» Texte source

  2. Hameau de la commune de Bois-de-Champ.
  3. Le colonel Bourras eut la chance de trouver, parmi ses hommes, un dessinateur de la Compagnie de l’Est, nommé Guénon, dont il fit son sergent-secrétaire et qui exécuta la copie d’un certain nombre de cartes. Elles rendaient de précieux services. M. Guénon est encore attaché à la Compagnie de l’Est comme dessinateur autographe et de travaux graphiques (A.-D.).
  4. Nous donnons ces documents dans la notice qui précède ce rapport (A.-D.).
  5. Aujourd’hui conseiller à la cour d’appel de Grenoble.
  6. Quelques corps francs étaient également à Nuits, notamment une des compagnies des francs-tireurs libres du Rhône (la 3e) qui devaient être incorporées dans le corps franc des Vosges (13e) après la retraite de l’armée de l’Est. Ce corps franc avait pris une belle part à la défense de Dijon, le 30 octobre, et devait, pendant la bataille de Nuits, marcher en tête de la colonne qui repoussa l’ennemi au delà de Meuilley (A.-D.).

» Informations sources
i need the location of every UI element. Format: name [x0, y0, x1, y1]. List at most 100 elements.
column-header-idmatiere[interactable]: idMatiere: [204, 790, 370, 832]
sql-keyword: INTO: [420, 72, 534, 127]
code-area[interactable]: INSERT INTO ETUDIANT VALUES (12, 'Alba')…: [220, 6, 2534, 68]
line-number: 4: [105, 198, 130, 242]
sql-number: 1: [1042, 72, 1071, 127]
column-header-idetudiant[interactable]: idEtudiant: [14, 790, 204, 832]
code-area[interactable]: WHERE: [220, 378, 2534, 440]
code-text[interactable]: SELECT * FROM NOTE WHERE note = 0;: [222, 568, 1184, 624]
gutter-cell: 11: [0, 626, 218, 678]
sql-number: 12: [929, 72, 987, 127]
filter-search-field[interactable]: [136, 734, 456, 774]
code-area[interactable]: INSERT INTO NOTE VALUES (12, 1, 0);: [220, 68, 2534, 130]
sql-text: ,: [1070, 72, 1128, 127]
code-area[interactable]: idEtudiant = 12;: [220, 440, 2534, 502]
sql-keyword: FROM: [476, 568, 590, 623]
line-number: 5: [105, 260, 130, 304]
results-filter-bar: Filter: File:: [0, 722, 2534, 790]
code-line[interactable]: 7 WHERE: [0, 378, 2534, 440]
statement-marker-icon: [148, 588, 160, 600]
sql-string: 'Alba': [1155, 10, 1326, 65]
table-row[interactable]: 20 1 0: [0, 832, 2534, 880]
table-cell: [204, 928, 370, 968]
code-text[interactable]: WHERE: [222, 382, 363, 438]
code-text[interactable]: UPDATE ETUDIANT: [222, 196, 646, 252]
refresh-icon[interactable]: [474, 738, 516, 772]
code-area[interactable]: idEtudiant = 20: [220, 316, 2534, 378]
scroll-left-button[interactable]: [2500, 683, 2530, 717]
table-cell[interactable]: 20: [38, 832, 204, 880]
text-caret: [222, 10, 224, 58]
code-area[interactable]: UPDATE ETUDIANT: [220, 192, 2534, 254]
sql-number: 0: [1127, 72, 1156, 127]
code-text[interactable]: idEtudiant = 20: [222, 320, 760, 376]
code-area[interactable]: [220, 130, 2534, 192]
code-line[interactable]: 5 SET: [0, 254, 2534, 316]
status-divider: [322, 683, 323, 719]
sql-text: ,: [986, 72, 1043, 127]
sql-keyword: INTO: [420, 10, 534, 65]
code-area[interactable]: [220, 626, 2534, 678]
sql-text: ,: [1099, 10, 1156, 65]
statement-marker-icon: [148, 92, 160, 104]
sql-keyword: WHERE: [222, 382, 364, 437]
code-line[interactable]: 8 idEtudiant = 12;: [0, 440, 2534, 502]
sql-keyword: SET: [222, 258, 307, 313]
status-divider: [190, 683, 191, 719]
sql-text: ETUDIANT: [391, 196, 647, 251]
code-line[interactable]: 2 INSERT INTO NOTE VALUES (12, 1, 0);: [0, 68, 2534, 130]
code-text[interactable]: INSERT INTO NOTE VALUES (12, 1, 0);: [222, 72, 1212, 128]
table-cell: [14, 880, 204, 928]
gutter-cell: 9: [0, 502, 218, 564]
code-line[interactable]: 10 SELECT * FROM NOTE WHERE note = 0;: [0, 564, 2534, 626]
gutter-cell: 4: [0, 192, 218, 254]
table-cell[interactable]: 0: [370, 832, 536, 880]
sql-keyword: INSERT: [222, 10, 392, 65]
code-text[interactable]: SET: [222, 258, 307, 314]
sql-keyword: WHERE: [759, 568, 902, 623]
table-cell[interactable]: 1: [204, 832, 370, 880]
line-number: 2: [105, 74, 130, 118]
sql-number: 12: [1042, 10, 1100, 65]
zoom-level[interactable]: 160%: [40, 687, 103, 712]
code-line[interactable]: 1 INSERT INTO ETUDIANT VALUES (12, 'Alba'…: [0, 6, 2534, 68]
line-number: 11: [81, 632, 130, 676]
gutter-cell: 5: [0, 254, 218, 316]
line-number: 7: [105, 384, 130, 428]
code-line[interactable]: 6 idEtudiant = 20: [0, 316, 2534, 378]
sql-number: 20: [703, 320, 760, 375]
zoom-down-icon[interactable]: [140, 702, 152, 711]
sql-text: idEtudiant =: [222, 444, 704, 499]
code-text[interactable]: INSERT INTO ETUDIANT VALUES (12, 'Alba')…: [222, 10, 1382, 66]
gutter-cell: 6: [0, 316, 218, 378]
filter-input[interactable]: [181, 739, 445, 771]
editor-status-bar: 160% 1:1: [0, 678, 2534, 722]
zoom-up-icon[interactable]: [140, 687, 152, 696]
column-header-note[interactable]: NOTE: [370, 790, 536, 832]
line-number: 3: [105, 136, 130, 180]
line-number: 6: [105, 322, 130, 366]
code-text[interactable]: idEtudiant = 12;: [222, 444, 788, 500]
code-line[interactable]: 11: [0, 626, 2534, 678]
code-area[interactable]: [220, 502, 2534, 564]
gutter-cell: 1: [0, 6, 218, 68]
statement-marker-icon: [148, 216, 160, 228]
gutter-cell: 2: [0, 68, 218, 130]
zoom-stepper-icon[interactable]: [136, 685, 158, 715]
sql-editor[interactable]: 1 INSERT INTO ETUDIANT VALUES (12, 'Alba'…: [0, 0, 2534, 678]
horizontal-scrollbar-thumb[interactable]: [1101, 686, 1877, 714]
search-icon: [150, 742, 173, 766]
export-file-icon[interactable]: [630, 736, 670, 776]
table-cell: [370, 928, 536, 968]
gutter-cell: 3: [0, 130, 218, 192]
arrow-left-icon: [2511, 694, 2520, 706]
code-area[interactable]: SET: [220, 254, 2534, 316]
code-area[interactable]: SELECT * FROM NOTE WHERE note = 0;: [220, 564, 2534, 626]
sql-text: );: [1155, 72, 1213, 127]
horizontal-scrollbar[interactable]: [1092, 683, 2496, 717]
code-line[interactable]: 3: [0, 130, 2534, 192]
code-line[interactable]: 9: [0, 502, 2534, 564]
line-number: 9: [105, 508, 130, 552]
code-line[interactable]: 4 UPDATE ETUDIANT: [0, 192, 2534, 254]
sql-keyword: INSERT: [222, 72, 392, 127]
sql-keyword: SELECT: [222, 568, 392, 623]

» Mise en pratique
**A)** Répondez à ces questions d'après le texte source :
(i) De quelle commune le hameau mentionné dans la note 2 fait-il partie ?
(ii) Quel était le nom du dessinateur de la Compagnie de l'Est dont le colonel Bourras fit son sergent-secrétaire ?
(iii) Quelle compagnie des francs-tireurs libres du Rhône se trouvait à Nuits ?
**B)** Recopiez mot pour mot le passage du texte source compris entre "4. Nous donnons" et "de Meuilley (A.-D.).", ces deux passages inclus.

» Réponses
**A)**
(i) De la commune de Bois-de-Champ.
(ii) Guénon.
(iii) La 3e.

**B)**
4. Nous donnons ces documents dans la notice qui précède ce rapport (A.-D.).
  5. Aujourd’hui conseiller à la cour d’appel de Grenoble.
  6. Quelques corps francs étaient également à Nuits, notamment une des compagnies des francs-tireurs libres du Rhône (la 3e) qui devaient être incorporées dans le corps franc des Vosges (13e) après la retraite de l’armée de l’Est. Ce corps franc avait pris une belle part à la défense de Dijon, le 30 octobre, et devait, pendant la bataille de Nuits, marcher en tête de la colonne qui repoussa l’ennemi au delà de Meuilley (A.-D.).